Aim ▸ Where a line of the listing below includes the word "xlabel", reproduce that line.

Source records ▸

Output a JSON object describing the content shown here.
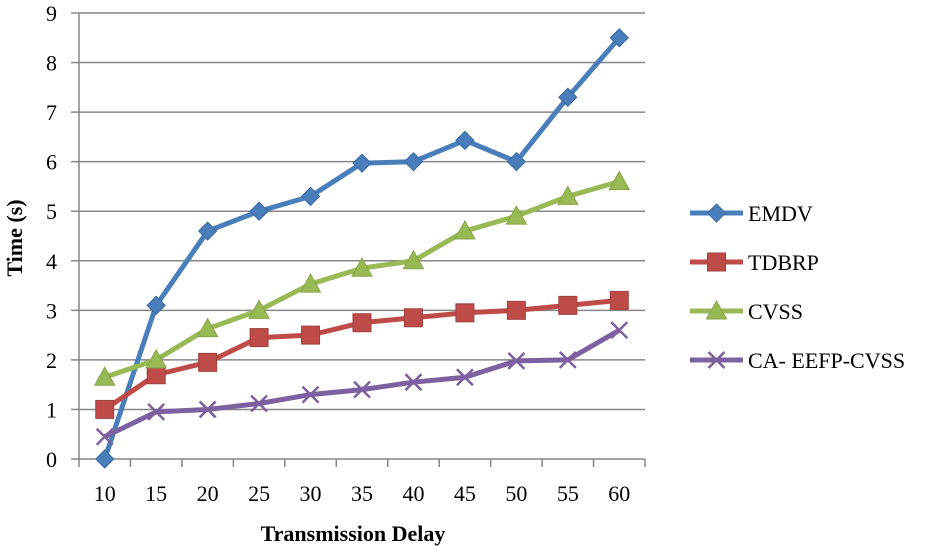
{
  "chart_data": {
    "type": "line",
    "title": "",
    "xlabel": "Transmission Delay",
    "ylabel": "Time (s)",
    "categories": [
      "10",
      "15",
      "20",
      "25",
      "30",
      "35",
      "40",
      "45",
      "50",
      "55",
      "60"
    ],
    "ylim": [
      0,
      9
    ],
    "yticks": [
      "0",
      "1",
      "2",
      "3",
      "4",
      "5",
      "6",
      "7",
      "8",
      "9"
    ],
    "grid": "horizontal",
    "legend_position": "right",
    "series": [
      {
        "name": "EMDV",
        "color": "#4a7ebb",
        "marker": "diamond",
        "values": [
          0,
          3.1,
          4.6,
          5.0,
          5.3,
          5.97,
          6.0,
          6.43,
          6.0,
          7.3,
          8.5
        ]
      },
      {
        "name": "TDBRP",
        "color": "#be4b48",
        "marker": "square",
        "values": [
          1.0,
          1.7,
          1.95,
          2.45,
          2.5,
          2.75,
          2.85,
          2.95,
          3.0,
          3.1,
          3.2
        ]
      },
      {
        "name": "CVSS",
        "color": "#98b954",
        "marker": "triangle",
        "values": [
          1.65,
          2.0,
          2.63,
          3.0,
          3.53,
          3.85,
          4.0,
          4.6,
          4.9,
          5.3,
          5.6
        ]
      },
      {
        "name": "CA- EEFP-CVSS",
        "color": "#7d60a0",
        "marker": "x",
        "values": [
          0.45,
          0.95,
          1.0,
          1.12,
          1.3,
          1.4,
          1.55,
          1.65,
          1.98,
          2.0,
          2.6
        ]
      }
    ]
  }
}
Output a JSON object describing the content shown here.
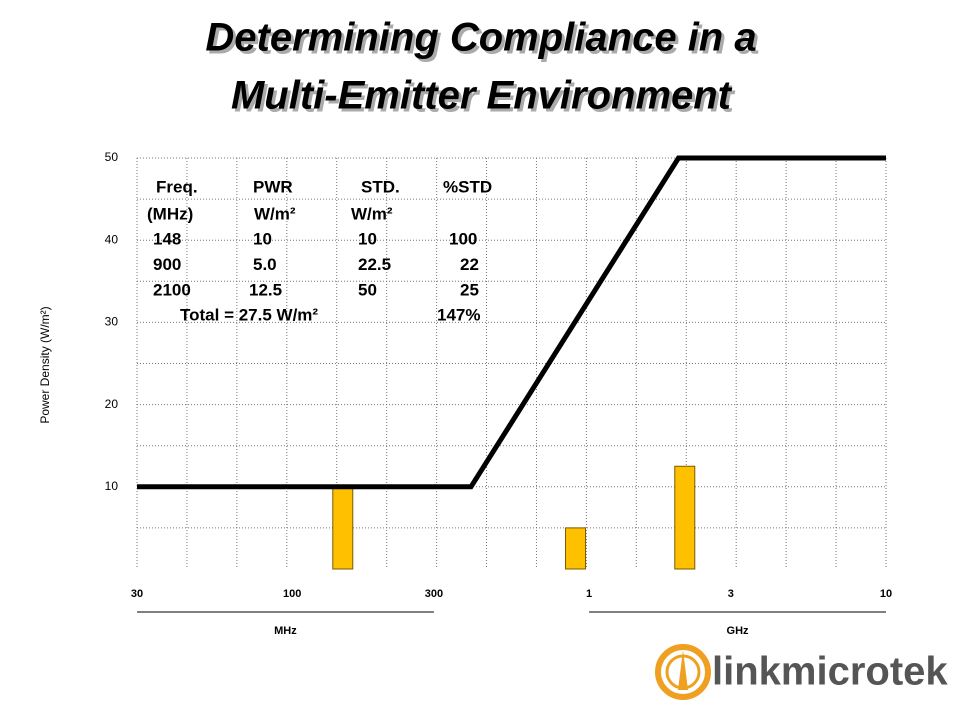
{
  "chart_data": {
    "type": "combo",
    "title": [
      "Determining Compliance in a",
      "Multi-Emitter Environment"
    ],
    "y_label": "Power Density (W/m²)",
    "xscale": "log",
    "xlim": [
      30,
      10000
    ],
    "ylim": [
      0,
      50
    ],
    "yticks": [
      10,
      20,
      30,
      40,
      50
    ],
    "minor_yticks": [
      5,
      15,
      25,
      35,
      45
    ],
    "xticks": [
      30,
      100,
      300,
      {
        "value": 1000,
        "label": "1"
      },
      {
        "value": 3000,
        "label": "3"
      },
      {
        "value": 10000,
        "label": "10"
      }
    ],
    "x_unit_groups": [
      {
        "label": "MHz",
        "range": [
          30,
          300
        ]
      },
      {
        "label": "GHz",
        "range": [
          1000,
          10000
        ]
      }
    ],
    "grid": true,
    "series": [
      {
        "kind": "bar",
        "color": "#ffc000",
        "x": [
          148,
          900,
          2100
        ],
        "values": [
          10,
          5,
          12.5
        ]
      },
      {
        "kind": "line",
        "color": "#000000",
        "x": [
          30,
          400,
          2000,
          10000
        ],
        "values": [
          10,
          10,
          50,
          50
        ]
      }
    ],
    "table": {
      "header": [
        "Freq.",
        "PWR",
        "STD.",
        "%STD"
      ],
      "units": [
        "(MHz)",
        "W/m²",
        "W/m²"
      ],
      "rows": [
        [
          "148",
          "10",
          "10",
          "100"
        ],
        [
          "900",
          "5.0",
          "22.5",
          "22"
        ],
        [
          "2100",
          "12.5",
          "50",
          "25"
        ]
      ],
      "total": [
        "Total = 27.5 W/m²",
        "147%"
      ]
    }
  },
  "logo": "linkmicrotek"
}
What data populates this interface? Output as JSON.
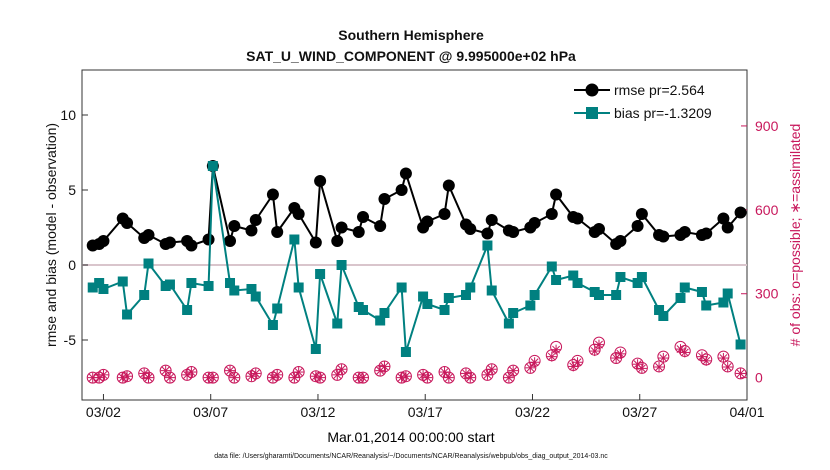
{
  "chart_data": {
    "type": "line",
    "title": "Southern Hemisphere",
    "subtitle": "SAT_U_WIND_COMPONENT @ 9.995000e+02 hPa",
    "xlabel": "Mar.01,2014 00:00:00 start",
    "ylabel_left": "rmse and bias (model - observation)",
    "ylabel_right": "# of obs: o=possible; ∗=assimilated",
    "xlim": [
      0.5,
      31.5
    ],
    "ylim_left": [
      -9,
      13
    ],
    "ylim_right": [
      -80,
      1100
    ],
    "x_ticks": [
      1.5,
      6.5,
      11.5,
      16.5,
      21.5,
      26.5,
      31.5
    ],
    "x_tick_labels": [
      "03/02",
      "03/07",
      "03/12",
      "03/17",
      "03/22",
      "03/27",
      "04/01"
    ],
    "y_left_ticks": [
      -5,
      0,
      5,
      10
    ],
    "y_left_tick_labels": [
      "-5",
      "0",
      "5",
      "10"
    ],
    "y_right_ticks": [
      0,
      300,
      600,
      900
    ],
    "y_right_tick_labels": [
      "0",
      "300",
      "600",
      "900"
    ],
    "legend": [
      "rmse pr=2.564",
      "bias pr=-1.3209"
    ],
    "legend_position": "top-right",
    "colors": {
      "rmse": "#000000",
      "bias": "#008080",
      "obs": "#c8185c",
      "zero_line": "#d9c5cc"
    },
    "x": [
      1.0,
      1.3,
      1.5,
      2.4,
      2.6,
      3.4,
      3.6,
      4.4,
      4.6,
      5.4,
      5.6,
      6.4,
      6.6,
      7.4,
      7.6,
      8.4,
      8.6,
      9.4,
      9.6,
      10.4,
      10.6,
      11.4,
      11.6,
      12.4,
      12.6,
      13.4,
      13.6,
      14.4,
      14.6,
      15.4,
      15.6,
      16.4,
      16.6,
      17.4,
      17.6,
      18.4,
      18.6,
      19.4,
      19.6,
      20.4,
      20.6,
      21.4,
      21.6,
      22.4,
      22.6,
      23.4,
      23.6,
      24.4,
      24.6,
      25.4,
      25.6,
      26.4,
      26.6,
      27.4,
      27.6,
      28.4,
      28.6,
      29.4,
      29.6,
      30.4,
      30.6,
      31.2
    ],
    "series": [
      {
        "name": "rmse",
        "values": [
          1.3,
          1.4,
          1.6,
          3.1,
          2.8,
          1.8,
          2.0,
          1.4,
          1.5,
          1.6,
          1.3,
          1.7,
          6.6,
          1.6,
          2.6,
          2.3,
          3.0,
          4.7,
          2.2,
          3.8,
          3.4,
          1.5,
          5.6,
          1.6,
          2.5,
          2.2,
          3.2,
          2.6,
          4.4,
          5.0,
          6.1,
          2.5,
          2.9,
          3.4,
          5.3,
          2.7,
          2.4,
          2.1,
          3.0,
          2.3,
          2.2,
          2.5,
          2.8,
          3.4,
          4.7,
          3.2,
          3.1,
          2.2,
          2.4,
          1.4,
          1.6,
          2.6,
          3.4,
          2.0,
          1.9,
          2.0,
          2.2,
          2.0,
          2.1,
          3.1,
          2.5,
          3.5
        ]
      },
      {
        "name": "bias",
        "values": [
          -1.5,
          -1.2,
          -1.6,
          -1.1,
          -3.3,
          -2.0,
          0.1,
          -1.4,
          -1.3,
          -3.0,
          -1.2,
          -1.4,
          6.6,
          -1.2,
          -1.7,
          -1.6,
          -2.1,
          -4.0,
          -2.9,
          1.7,
          -1.5,
          -5.6,
          -0.6,
          -3.9,
          0.0,
          -2.8,
          -3.0,
          -3.7,
          -3.2,
          -1.5,
          -5.8,
          -2.1,
          -2.6,
          -3.0,
          -2.2,
          -2.0,
          -1.5,
          1.3,
          -1.7,
          -3.9,
          -3.2,
          -2.7,
          -2.0,
          -0.1,
          -1.0,
          -0.7,
          -1.2,
          -1.8,
          -2.0,
          -2.0,
          -0.8,
          -1.2,
          -0.8,
          -3.0,
          -3.4,
          -2.2,
          -1.5,
          -1.8,
          -2.7,
          -2.5,
          -1.9,
          -5.3
        ]
      },
      {
        "name": "obs_possible",
        "values": [
          0,
          0,
          10,
          0,
          5,
          15,
          0,
          25,
          0,
          10,
          20,
          0,
          0,
          25,
          0,
          5,
          15,
          0,
          10,
          0,
          20,
          5,
          0,
          10,
          30,
          0,
          0,
          25,
          40,
          0,
          5,
          10,
          0,
          20,
          0,
          15,
          0,
          10,
          30,
          0,
          25,
          35,
          60,
          80,
          110,
          45,
          60,
          100,
          125,
          70,
          90,
          50,
          35,
          40,
          75,
          110,
          95,
          80,
          65,
          75,
          40,
          15
        ]
      },
      {
        "name": "obs_assimilated",
        "values": [
          0,
          0,
          10,
          0,
          5,
          15,
          0,
          25,
          0,
          10,
          20,
          0,
          0,
          25,
          0,
          5,
          15,
          0,
          10,
          0,
          20,
          5,
          0,
          10,
          30,
          0,
          0,
          25,
          40,
          0,
          5,
          10,
          0,
          20,
          0,
          15,
          0,
          10,
          30,
          0,
          25,
          35,
          55,
          75,
          100,
          40,
          55,
          95,
          118,
          70,
          85,
          48,
          33,
          38,
          70,
          102,
          90,
          75,
          60,
          70,
          38,
          15
        ]
      }
    ],
    "obs_labels": {
      "possible": "o",
      "assimilated": "∗"
    }
  },
  "footer": "data file: /Users/gharamti/Documents/NCAR/Reanalysis/~/Documents/NCAR/Reanalysis/webpub/obs_diag_output_2014-03.nc"
}
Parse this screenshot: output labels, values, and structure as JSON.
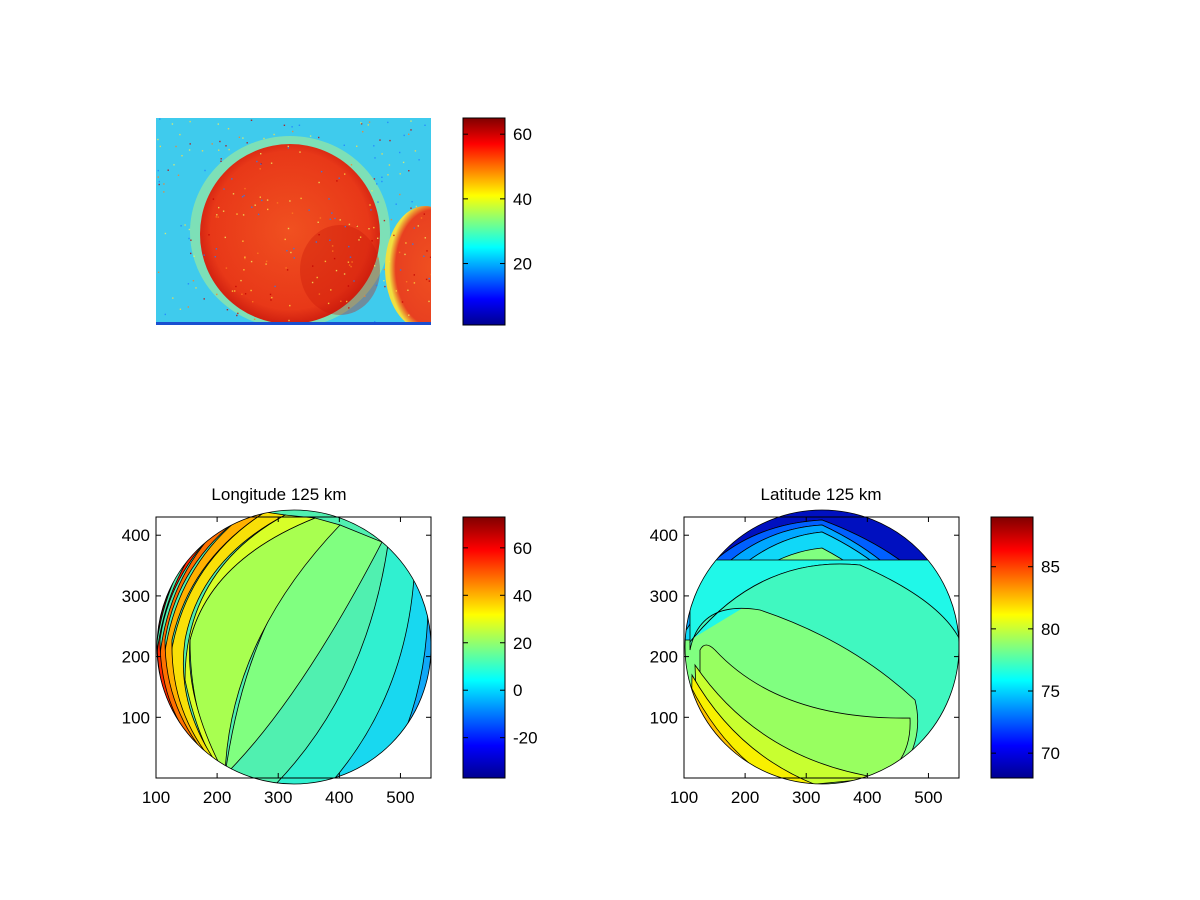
{
  "figure": {
    "background": "#ffffff",
    "colormap": "jet"
  },
  "chart_data": [
    {
      "id": "image",
      "type": "heatmap",
      "title": "",
      "description_of_content": "false-colour detector image: bright circular disk on cooler background, second disk partly visible at right edge",
      "header_text": "",
      "axes_visible": false,
      "colorbar": {
        "range": [
          1,
          65
        ],
        "ticks": [
          20,
          40,
          60
        ]
      }
    },
    {
      "id": "longitude",
      "type": "heatmap",
      "style": "filled-contour",
      "title": "Longitude 125 km",
      "xlim": [
        100,
        550
      ],
      "ylim": [
        0,
        430
      ],
      "xticks": [
        100,
        200,
        300,
        400,
        500
      ],
      "yticks": [
        100,
        200,
        300,
        400
      ],
      "disk": {
        "cx": 325,
        "cy": 210,
        "r": 222
      },
      "contour_levels": [
        -20,
        -10,
        0,
        10,
        20,
        30,
        40,
        50,
        60
      ],
      "colorbar": {
        "range": [
          -37,
          73
        ],
        "ticks": [
          -20,
          0,
          20,
          40,
          60
        ]
      }
    },
    {
      "id": "latitude",
      "type": "heatmap",
      "style": "filled-contour",
      "title": "Latitude 125 km",
      "xlim": [
        100,
        550
      ],
      "ylim": [
        0,
        430
      ],
      "xticks": [
        100,
        200,
        300,
        400,
        500
      ],
      "yticks": [
        100,
        200,
        300,
        400
      ],
      "disk": {
        "cx": 325,
        "cy": 210,
        "r": 222
      },
      "contour_levels": [
        70,
        72,
        74,
        75,
        76,
        77,
        78,
        79,
        80,
        81,
        82,
        83,
        84,
        85,
        86
      ],
      "colorbar": {
        "range": [
          68,
          89
        ],
        "ticks": [
          70,
          75,
          80,
          85
        ]
      }
    }
  ]
}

Solution to the exercise ▸
    "xlabel": "Transmission Delay",
    "xlabel": "Mar.01,2014 00:00:00 start",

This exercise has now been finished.